Collected data entries
* start *
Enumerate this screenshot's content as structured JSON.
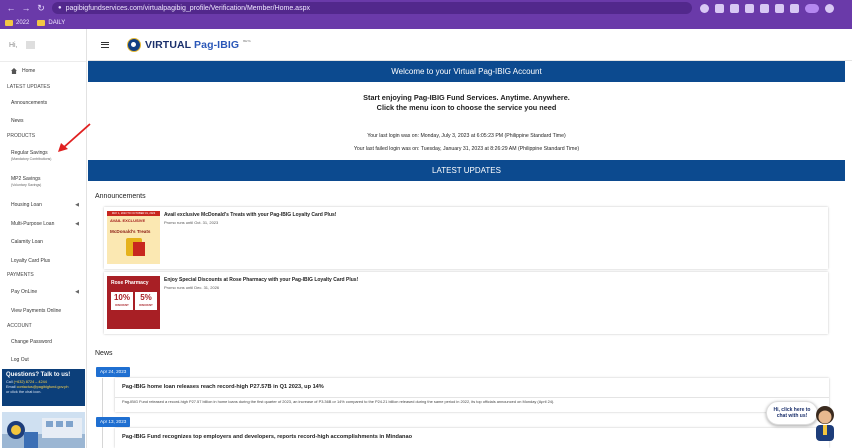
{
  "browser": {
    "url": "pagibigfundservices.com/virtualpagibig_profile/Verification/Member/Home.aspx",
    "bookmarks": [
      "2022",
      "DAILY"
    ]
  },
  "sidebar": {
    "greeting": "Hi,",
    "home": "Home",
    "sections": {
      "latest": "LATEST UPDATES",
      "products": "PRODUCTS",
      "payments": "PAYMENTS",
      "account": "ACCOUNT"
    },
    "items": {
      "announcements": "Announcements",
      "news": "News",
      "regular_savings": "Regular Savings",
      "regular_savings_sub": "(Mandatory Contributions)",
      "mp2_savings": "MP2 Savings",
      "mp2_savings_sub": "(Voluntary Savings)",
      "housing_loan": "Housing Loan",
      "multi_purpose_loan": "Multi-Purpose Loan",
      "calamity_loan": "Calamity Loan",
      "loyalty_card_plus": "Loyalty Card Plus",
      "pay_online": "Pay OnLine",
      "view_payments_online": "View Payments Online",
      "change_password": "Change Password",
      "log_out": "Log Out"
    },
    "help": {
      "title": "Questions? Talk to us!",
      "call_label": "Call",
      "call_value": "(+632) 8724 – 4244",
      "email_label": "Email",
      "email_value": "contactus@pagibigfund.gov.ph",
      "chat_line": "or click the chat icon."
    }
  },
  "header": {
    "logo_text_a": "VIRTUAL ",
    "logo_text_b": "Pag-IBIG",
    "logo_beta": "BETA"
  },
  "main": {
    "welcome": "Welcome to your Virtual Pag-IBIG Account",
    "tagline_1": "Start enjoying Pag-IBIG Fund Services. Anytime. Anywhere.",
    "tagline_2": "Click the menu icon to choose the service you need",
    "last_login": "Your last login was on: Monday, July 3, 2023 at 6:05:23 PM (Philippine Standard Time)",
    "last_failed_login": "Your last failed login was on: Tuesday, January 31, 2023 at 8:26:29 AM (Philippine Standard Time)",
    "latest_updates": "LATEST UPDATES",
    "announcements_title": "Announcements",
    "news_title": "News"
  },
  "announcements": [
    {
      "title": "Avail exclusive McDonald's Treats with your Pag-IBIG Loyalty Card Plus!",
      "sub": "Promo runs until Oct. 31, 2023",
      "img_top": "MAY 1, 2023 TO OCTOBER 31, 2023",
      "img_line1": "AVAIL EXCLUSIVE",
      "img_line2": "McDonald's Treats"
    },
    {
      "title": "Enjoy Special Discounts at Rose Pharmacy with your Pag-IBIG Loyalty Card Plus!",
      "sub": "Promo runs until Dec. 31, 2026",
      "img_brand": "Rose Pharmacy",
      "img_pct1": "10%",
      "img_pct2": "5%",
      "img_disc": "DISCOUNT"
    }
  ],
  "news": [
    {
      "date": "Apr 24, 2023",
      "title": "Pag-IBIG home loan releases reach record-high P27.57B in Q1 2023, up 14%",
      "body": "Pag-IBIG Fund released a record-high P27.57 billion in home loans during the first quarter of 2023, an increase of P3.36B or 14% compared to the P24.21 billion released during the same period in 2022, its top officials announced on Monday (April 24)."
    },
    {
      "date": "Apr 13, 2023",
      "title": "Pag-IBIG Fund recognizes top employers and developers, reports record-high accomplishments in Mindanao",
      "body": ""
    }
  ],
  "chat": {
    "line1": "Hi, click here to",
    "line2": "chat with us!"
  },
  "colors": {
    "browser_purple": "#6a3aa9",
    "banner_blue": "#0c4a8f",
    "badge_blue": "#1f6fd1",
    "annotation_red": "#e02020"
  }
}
* end *
Objective >> Pick out each line containing the string "Rose" and copy it.

Solution below >>
      "title": "Enjoy Special Discounts at Rose Pharmacy with your Pag-IBIG Loyalty Card Plus!",
      "img_brand": "Rose Pharmacy",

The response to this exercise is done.